**What you need to do**
Gather all lines in the entries below that include the word "Magnolia".

**Supplied material**
---

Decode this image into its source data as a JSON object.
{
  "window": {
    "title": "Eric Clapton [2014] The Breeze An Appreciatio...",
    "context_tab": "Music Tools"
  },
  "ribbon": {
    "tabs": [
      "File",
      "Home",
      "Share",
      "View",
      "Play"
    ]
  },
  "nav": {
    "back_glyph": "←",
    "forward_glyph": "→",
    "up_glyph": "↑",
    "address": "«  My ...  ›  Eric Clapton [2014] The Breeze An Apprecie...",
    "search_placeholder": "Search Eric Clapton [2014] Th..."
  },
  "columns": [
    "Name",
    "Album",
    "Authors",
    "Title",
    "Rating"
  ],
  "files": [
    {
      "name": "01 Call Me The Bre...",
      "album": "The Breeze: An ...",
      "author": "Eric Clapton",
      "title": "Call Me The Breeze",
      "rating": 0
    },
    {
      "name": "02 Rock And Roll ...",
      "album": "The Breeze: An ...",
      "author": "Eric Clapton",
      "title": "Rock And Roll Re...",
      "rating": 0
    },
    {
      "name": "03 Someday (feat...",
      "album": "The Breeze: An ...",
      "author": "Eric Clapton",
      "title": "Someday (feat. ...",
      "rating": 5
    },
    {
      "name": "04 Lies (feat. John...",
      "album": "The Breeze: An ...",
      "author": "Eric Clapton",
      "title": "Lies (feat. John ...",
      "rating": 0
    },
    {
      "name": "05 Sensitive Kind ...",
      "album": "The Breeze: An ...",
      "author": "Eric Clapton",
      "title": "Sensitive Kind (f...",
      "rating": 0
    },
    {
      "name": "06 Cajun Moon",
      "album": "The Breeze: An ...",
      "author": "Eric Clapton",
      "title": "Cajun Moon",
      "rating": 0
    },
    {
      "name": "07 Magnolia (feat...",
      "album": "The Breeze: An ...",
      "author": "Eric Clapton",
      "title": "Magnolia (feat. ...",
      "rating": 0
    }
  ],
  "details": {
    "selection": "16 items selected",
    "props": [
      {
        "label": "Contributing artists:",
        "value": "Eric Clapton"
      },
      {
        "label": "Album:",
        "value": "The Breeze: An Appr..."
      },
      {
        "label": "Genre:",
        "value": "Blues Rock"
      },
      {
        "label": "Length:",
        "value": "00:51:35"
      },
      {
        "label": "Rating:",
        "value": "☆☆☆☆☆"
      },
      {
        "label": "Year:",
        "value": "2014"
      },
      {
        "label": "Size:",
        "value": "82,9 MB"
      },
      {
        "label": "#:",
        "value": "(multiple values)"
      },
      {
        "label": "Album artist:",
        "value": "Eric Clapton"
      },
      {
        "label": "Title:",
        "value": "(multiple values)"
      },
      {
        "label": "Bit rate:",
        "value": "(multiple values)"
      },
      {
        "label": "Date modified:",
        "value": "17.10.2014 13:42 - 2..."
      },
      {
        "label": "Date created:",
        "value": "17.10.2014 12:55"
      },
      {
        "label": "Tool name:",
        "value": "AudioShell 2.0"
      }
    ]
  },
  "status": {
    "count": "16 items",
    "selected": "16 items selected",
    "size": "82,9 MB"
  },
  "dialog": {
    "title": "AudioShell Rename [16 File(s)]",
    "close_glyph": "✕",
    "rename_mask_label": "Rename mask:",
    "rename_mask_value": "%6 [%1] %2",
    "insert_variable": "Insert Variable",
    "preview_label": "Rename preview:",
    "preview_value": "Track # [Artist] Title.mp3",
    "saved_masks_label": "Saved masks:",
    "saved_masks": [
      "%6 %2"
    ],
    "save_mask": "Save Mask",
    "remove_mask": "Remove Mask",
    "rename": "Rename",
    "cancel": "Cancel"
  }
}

---

**Full output**
      "name": "07 Magnolia (feat...",
      "title": "Magnolia (feat. ...",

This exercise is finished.